▶ [Directive] Exactly reproduce each line of the listing that follows.

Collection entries
:::::
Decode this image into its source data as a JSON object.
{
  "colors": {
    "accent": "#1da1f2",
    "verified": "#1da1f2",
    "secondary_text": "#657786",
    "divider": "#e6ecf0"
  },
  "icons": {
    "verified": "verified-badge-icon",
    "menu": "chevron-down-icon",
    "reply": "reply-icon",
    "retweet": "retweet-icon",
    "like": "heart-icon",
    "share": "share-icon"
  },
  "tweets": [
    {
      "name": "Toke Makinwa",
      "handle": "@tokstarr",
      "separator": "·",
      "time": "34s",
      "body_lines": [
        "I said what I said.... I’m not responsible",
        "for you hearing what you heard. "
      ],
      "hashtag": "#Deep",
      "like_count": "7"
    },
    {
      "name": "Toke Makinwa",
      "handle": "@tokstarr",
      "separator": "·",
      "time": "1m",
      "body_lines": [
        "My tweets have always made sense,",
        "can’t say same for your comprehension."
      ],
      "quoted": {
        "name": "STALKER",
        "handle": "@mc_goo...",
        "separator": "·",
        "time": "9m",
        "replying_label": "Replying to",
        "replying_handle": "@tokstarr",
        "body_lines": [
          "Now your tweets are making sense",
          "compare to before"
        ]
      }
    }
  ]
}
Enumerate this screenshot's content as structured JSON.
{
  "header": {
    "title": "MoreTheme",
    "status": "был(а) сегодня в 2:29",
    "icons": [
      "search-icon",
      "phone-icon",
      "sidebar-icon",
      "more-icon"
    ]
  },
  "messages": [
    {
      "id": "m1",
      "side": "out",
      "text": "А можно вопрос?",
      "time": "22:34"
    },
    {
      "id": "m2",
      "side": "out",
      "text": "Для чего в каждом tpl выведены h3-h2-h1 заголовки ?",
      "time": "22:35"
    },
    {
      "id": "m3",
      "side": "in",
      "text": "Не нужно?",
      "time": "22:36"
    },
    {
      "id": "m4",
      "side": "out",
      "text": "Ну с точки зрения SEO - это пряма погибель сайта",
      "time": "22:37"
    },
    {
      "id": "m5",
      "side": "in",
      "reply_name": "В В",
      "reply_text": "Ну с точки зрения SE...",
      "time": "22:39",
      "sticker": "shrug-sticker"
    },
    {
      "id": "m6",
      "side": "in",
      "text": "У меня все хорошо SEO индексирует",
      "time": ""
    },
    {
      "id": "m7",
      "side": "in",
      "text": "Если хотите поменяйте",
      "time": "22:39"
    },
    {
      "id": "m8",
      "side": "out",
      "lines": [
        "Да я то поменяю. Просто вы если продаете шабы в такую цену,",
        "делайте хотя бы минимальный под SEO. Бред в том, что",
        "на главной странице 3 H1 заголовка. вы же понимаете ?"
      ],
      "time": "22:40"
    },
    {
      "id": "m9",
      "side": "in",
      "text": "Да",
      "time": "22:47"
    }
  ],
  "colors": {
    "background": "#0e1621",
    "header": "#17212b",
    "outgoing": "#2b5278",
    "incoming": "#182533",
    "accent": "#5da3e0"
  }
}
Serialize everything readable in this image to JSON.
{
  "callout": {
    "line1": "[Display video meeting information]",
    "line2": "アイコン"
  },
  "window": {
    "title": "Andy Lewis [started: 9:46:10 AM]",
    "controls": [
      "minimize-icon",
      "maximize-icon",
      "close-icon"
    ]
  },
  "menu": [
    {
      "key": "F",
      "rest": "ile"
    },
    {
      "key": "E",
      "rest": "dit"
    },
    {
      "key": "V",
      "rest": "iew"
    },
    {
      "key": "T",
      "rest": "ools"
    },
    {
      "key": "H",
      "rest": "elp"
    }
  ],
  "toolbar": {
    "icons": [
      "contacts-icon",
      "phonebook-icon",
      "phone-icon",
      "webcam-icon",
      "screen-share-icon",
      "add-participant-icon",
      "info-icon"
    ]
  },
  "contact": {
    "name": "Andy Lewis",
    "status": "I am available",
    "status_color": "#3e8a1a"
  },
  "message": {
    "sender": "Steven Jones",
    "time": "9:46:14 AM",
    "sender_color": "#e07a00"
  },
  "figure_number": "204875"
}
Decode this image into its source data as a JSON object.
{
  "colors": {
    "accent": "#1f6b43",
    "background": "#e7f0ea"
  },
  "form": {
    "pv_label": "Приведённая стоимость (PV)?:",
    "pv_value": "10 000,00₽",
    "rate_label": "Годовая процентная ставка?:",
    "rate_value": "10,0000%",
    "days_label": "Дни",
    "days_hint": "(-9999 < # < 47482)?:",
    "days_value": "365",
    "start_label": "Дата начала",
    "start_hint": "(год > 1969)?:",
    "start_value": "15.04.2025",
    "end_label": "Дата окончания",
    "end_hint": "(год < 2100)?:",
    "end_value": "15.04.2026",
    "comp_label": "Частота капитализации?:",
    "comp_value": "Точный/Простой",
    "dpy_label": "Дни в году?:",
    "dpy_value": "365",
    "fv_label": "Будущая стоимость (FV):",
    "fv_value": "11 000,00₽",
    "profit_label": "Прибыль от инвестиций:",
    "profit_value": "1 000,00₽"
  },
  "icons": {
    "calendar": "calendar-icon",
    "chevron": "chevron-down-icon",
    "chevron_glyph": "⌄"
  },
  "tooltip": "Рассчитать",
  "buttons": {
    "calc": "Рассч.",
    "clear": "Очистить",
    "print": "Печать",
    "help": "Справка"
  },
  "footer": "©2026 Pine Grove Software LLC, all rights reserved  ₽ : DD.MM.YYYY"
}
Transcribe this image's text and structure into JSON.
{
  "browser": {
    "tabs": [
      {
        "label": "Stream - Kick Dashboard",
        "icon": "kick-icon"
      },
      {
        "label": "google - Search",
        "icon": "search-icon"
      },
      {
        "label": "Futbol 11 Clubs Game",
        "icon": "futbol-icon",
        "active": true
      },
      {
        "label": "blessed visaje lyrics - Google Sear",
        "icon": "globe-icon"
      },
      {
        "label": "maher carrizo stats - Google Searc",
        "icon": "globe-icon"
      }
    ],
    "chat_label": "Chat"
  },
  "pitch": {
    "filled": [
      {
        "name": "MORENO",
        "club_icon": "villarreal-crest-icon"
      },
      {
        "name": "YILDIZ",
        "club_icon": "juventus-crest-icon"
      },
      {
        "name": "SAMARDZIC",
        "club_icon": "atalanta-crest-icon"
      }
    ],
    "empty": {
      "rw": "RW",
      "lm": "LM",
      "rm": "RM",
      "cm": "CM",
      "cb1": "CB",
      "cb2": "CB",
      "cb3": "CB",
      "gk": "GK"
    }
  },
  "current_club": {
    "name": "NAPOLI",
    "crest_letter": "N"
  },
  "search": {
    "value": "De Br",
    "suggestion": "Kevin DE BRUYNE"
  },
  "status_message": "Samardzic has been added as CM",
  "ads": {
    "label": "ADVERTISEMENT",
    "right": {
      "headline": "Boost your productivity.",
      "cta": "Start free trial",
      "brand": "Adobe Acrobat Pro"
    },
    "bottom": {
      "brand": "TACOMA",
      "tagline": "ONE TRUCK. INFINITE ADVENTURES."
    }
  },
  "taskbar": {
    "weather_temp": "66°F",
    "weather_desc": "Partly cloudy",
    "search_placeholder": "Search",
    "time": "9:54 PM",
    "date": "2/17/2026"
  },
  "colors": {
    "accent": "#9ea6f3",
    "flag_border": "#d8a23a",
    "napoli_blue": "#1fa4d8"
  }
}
:::::
▶ [Written solution]
Decode this image into its source data as a JSON object.
{
  "colors": {
    "accent": "#1da1f2",
    "verified": "#1da1f2",
    "secondary_text": "#657786",
    "divider": "#e6ecf0"
  },
  "icons": {
    "verified": "verified-badge-icon",
    "menu": "chevron-down-icon",
    "reply": "reply-icon",
    "retweet": "retweet-icon",
    "like": "heart-icon",
    "share": "share-icon"
  },
  "tweets": [
    {
      "name": "Toke Makinwa",
      "handle": "@tokstarr",
      "separator": "·",
      "time": "34s",
      "body_lines": [
        "I said what I said.... I’m not responsible",
        "for you hearing what you heard. "
      ],
      "hashtag": "#Deep",
      "like_count": "7"
    },
    {
      "name": "Toke Makinwa",
      "handle": "@tokstarr",
      "separator": "·",
      "time": "1m",
      "body_lines": [
        "My tweets have always made sense,",
        "can’t say same for your comprehension."
      ],
      "quoted": {
        "name": "STALKER",
        "handle": "@mc_goo...",
        "separator": "·",
        "time": "9m",
        "replying_label": "Replying to",
        "replying_handle": "@tokstarr",
        "body_lines": [
          "Now your tweets are making sense",
          "compare to before"
        ]
      }
    }
  ]
}
Enumerate this screenshot's content as structured JSON.
{
  "header": {
    "title": "MoreTheme",
    "status": "был(а) сегодня в 2:29",
    "icons": [
      "search-icon",
      "phone-icon",
      "sidebar-icon",
      "more-icon"
    ]
  },
  "messages": [
    {
      "id": "m1",
      "side": "out",
      "text": "А можно вопрос?",
      "time": "22:34"
    },
    {
      "id": "m2",
      "side": "out",
      "text": "Для чего в каждом tpl выведены h3-h2-h1 заголовки ?",
      "time": "22:35"
    },
    {
      "id": "m3",
      "side": "in",
      "text": "Не нужно?",
      "time": "22:36"
    },
    {
      "id": "m4",
      "side": "out",
      "text": "Ну с точки зрения SEO - это пряма погибель сайта",
      "time": "22:37"
    },
    {
      "id": "m5",
      "side": "in",
      "reply_name": "В В",
      "reply_text": "Ну с точки зрения SE...",
      "time": "22:39",
      "sticker": "shrug-sticker"
    },
    {
      "id": "m6",
      "side": "in",
      "text": "У меня все хорошо SEO индексирует",
      "time": ""
    },
    {
      "id": "m7",
      "side": "in",
      "text": "Если хотите поменяйте",
      "time": "22:39"
    },
    {
      "id": "m8",
      "side": "out",
      "lines": [
        "Да я то поменяю. Просто вы если продаете шабы в такую цену,",
        "делайте хотя бы минимальный под SEO. Бред в том, что",
        "на главной странице 3 H1 заголовка. вы же понимаете ?"
      ],
      "time": "22:40"
    },
    {
      "id": "m9",
      "side": "in",
      "text": "Да",
      "time": "22:47"
    }
  ],
  "colors": {
    "background": "#0e1621",
    "header": "#17212b",
    "outgoing": "#2b5278",
    "incoming": "#182533",
    "accent": "#5da3e0"
  }
}
Serialize everything readable in this image to JSON.
{
  "callout": {
    "line1": "[Display video meeting information]",
    "line2": "アイコン"
  },
  "window": {
    "title": "Andy Lewis [started: 9:46:10 AM]",
    "controls": [
      "minimize-icon",
      "maximize-icon",
      "close-icon"
    ]
  },
  "menu": [
    {
      "key": "F",
      "rest": "ile"
    },
    {
      "key": "E",
      "rest": "dit"
    },
    {
      "key": "V",
      "rest": "iew"
    },
    {
      "key": "T",
      "rest": "ools"
    },
    {
      "key": "H",
      "rest": "elp"
    }
  ],
  "toolbar": {
    "icons": [
      "contacts-icon",
      "phonebook-icon",
      "phone-icon",
      "webcam-icon",
      "screen-share-icon",
      "add-participant-icon",
      "info-icon"
    ]
  },
  "contact": {
    "name": "Andy Lewis",
    "status": "I am available",
    "status_color": "#3e8a1a"
  },
  "message": {
    "sender": "Steven Jones",
    "time": "9:46:14 AM",
    "sender_color": "#e07a00"
  },
  "figure_number": "204875"
}
Decode this image into its source data as a JSON object.
{
  "colors": {
    "accent": "#1f6b43",
    "background": "#e7f0ea"
  },
  "form": {
    "pv_label": "Приведённая стоимость (PV)?:",
    "pv_value": "10 000,00₽",
    "rate_label": "Годовая процентная ставка?:",
    "rate_value": "10,0000%",
    "days_label": "Дни",
    "days_hint": "(-9999 < # < 47482)?:",
    "days_value": "365",
    "start_label": "Дата начала",
    "start_hint": "(год > 1969)?:",
    "start_value": "15.04.2025",
    "end_label": "Дата окончания",
    "end_hint": "(год < 2100)?:",
    "end_value": "15.04.2026",
    "comp_label": "Частота капитализации?:",
    "comp_value": "Точный/Простой",
    "dpy_label": "Дни в году?:",
    "dpy_value": "365",
    "fv_label": "Будущая стоимость (FV):",
    "fv_value": "11 000,00₽",
    "profit_label": "Прибыль от инвестиций:",
    "profit_value": "1 000,00₽"
  },
  "icons": {
    "calendar": "calendar-icon",
    "chevron": "chevron-down-icon",
    "chevron_glyph": "⌄"
  },
  "tooltip": "Рассчитать",
  "buttons": {
    "calc": "Рассч.",
    "clear": "Очистить",
    "print": "Печать",
    "help": "Справка"
  },
  "footer": "©2026 Pine Grove Software LLC, all rights reserved  ₽ : DD.MM.YYYY"
}
Transcribe this image's text and structure into JSON.
{
  "browser": {
    "tabs": [
      {
        "label": "Stream - Kick Dashboard",
        "icon": "kick-icon"
      },
      {
        "label": "google - Search",
        "icon": "search-icon"
      },
      {
        "label": "Futbol 11 Clubs Game",
        "icon": "futbol-icon",
        "active": true
      },
      {
        "label": "blessed visaje lyrics - Google Sear",
        "icon": "globe-icon"
      },
      {
        "label": "maher carrizo stats - Google Searc",
        "icon": "globe-icon"
      }
    ],
    "chat_label": "Chat"
  },
  "pitch": {
    "filled": [
      {
        "name": "MORENO",
        "club_icon": "villarreal-crest-icon"
      },
      {
        "name": "YILDIZ",
        "club_icon": "juventus-crest-icon"
      },
      {
        "name": "SAMARDZIC",
        "club_icon": "atalanta-crest-icon"
      }
    ],
    "empty": {
      "rw": "RW",
      "lm": "LM",
      "rm": "RM",
      "cm": "CM",
      "cb1": "CB",
      "cb2": "CB",
      "cb3": "CB",
      "gk": "GK"
    }
  },
  "current_club": {
    "name": "NAPOLI",
    "crest_letter": "N"
  },
  "search": {
    "value": "De Br",
    "suggestion": "Kevin DE BRUYNE"
  },
  "status_message": "Samardzic has been added as CM",
  "ads": {
    "label": "ADVERTISEMENT",
    "right": {
      "headline": "Boost your productivity.",
      "cta": "Start free trial",
      "brand": "Adobe Acrobat Pro"
    },
    "bottom": {
      "brand": "TACOMA",
      "tagline": "ONE TRUCK. INFINITE ADVENTURES."
    }
  },
  "taskbar": {
    "weather_temp": "66°F",
    "weather_desc": "Partly cloudy",
    "search_placeholder": "Search",
    "time": "9:54 PM",
    "date": "2/17/2026"
  },
  "colors": {
    "accent": "#9ea6f3",
    "flag_border": "#d8a23a",
    "napoli_blue": "#1fa4d8"
  }
}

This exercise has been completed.